-------- Fragmento proporcionado --------

Los de Guardiola no desaprovecharon el regalo del Real Madrid y consiguieron tres puntos que hacen al Barça campeón de invierno con un total de 52 puntos y 61 goles, devastadoras estadísticas.
El conjunto de Pellegrini no tuvo nada que hacer ante el mejor equipo del mundo, y de la historia para algunos.
El Barça salió desmelenado y yendo directos a matar. Y los de Guardiola, como casi siempre, lograron su propósito. A los 18 minutos de juego, el partido estaba ya casi sentenciado con los goles de Iniesta y de Villa y antes del descanso, Pedro eliminó cualquier intento de reacción de un rival que podía dar gracias de no haberse llevado una soberana paliza en el primer tiempo. En los primeros 45 minutos del encuentro, es importante decir que el Málaga no fue capaz de chutar a puerta.
Los de Pellegrini no realizaron un mal partido, Asenjo realizó buenas paradas, Duda y Apoño aportaron la solvencia habitual y a excepción de un Baptista del que se esperaba más, todos cumplieron. Pero si delante tienes a Messi, Iniesta, Villa, Xavi y, por encima de todos, a un Busquets y un Abidal increibles en la noche de ayer, poca cosa, por no decir nada, tienes que hacer.

--------

Según la crónica del partido, ¿con cuántos puntos queda el Barça como campeón de invierno?

-------- Sección de datos --------

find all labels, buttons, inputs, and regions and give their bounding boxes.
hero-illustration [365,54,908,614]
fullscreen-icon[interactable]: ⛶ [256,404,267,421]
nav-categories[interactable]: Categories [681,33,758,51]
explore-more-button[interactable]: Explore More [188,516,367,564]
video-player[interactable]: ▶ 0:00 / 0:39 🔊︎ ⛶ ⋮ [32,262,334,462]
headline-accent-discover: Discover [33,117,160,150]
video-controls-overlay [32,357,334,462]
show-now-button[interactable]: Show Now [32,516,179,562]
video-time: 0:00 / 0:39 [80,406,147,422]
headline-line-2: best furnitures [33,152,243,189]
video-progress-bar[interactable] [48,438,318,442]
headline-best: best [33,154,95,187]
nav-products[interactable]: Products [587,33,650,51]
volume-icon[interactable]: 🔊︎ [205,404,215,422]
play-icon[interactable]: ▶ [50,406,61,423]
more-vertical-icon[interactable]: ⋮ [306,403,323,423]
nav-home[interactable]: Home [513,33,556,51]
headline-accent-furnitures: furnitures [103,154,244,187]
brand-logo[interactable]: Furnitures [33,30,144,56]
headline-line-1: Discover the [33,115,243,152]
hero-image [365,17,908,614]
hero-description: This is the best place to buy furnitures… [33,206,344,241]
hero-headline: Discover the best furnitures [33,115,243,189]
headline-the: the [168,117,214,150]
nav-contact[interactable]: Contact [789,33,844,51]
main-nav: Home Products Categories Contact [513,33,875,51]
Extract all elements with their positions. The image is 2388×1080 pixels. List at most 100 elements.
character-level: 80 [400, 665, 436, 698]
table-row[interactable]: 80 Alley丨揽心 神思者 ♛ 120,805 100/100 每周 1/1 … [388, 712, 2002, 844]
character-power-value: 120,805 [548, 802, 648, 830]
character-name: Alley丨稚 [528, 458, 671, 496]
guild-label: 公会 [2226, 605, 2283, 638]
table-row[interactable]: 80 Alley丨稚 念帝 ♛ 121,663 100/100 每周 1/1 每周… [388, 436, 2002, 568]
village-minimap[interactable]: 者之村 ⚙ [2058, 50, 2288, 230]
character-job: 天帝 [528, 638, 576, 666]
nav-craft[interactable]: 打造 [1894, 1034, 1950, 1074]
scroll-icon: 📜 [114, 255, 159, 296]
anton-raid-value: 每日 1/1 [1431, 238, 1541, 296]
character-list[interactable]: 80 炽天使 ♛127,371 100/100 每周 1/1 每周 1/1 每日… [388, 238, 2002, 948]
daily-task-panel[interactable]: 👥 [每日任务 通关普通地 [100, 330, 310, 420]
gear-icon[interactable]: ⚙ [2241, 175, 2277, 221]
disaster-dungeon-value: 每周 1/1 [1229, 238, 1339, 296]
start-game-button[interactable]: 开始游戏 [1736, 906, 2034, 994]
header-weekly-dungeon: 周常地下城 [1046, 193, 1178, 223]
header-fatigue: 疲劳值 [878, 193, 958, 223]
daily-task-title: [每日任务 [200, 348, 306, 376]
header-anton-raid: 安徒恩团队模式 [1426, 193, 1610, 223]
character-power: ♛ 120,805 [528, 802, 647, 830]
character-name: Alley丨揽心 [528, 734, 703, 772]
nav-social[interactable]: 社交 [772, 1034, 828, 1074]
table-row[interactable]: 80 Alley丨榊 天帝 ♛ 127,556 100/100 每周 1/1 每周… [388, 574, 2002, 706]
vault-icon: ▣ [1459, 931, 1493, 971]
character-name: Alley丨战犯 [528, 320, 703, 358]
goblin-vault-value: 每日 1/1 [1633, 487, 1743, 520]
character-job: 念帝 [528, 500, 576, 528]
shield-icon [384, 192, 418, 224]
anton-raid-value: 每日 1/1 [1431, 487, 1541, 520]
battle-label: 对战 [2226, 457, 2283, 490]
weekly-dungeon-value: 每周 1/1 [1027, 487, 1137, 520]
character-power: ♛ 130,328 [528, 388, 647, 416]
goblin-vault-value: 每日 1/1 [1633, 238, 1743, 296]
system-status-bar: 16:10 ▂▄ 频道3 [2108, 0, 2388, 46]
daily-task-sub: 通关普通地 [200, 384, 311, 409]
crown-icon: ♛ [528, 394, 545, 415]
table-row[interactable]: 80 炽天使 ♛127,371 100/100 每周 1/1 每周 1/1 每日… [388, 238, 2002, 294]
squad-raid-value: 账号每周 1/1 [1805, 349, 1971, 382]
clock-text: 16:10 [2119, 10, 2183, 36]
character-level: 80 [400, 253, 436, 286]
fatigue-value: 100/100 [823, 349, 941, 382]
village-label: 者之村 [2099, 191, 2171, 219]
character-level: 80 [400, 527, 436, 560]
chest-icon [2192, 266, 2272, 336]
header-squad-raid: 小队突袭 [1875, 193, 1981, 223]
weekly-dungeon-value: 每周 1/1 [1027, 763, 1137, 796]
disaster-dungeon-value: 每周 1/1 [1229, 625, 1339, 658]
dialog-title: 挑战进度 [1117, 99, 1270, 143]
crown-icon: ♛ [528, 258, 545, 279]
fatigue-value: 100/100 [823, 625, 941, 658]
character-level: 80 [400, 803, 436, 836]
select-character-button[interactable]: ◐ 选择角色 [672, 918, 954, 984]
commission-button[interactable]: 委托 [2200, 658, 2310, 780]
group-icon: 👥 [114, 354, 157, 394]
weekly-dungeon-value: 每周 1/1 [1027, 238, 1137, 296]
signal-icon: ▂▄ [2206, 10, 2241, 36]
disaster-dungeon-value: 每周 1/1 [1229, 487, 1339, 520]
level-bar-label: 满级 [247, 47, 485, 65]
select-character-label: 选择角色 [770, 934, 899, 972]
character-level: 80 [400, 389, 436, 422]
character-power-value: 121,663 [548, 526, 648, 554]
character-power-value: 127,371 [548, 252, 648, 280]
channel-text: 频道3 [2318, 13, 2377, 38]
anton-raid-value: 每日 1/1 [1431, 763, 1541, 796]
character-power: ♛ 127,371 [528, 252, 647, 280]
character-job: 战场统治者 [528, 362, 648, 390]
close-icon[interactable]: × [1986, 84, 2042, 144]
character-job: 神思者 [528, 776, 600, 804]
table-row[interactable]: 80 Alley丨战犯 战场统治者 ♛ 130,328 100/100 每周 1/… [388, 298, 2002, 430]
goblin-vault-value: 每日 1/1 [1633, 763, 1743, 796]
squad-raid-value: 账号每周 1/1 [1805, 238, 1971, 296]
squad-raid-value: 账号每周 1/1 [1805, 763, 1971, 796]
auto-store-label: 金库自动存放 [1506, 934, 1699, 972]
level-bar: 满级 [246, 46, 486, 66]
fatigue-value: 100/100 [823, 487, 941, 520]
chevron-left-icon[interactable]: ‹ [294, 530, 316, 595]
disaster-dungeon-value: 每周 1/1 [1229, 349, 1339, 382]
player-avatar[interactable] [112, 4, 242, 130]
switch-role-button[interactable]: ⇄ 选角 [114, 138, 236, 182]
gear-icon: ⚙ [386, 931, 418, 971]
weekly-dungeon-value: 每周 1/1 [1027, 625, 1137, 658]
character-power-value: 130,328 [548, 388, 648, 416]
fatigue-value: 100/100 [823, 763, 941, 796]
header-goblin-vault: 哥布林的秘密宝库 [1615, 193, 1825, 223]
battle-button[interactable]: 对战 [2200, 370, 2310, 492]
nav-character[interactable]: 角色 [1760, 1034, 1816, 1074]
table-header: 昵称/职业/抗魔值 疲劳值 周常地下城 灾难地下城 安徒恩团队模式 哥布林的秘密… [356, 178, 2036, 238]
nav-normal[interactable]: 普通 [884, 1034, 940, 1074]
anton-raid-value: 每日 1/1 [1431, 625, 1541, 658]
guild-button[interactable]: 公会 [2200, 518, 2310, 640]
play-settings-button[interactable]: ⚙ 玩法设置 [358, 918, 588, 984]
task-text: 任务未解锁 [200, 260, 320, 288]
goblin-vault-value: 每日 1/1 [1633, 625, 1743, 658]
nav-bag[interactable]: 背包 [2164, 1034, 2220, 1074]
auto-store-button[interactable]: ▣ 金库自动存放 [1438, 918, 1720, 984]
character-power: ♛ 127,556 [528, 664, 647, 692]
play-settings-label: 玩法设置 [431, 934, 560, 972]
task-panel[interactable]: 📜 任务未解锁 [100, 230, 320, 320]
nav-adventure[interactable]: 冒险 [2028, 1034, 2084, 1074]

--------

Respuesta al problema -> Con 52 puntos.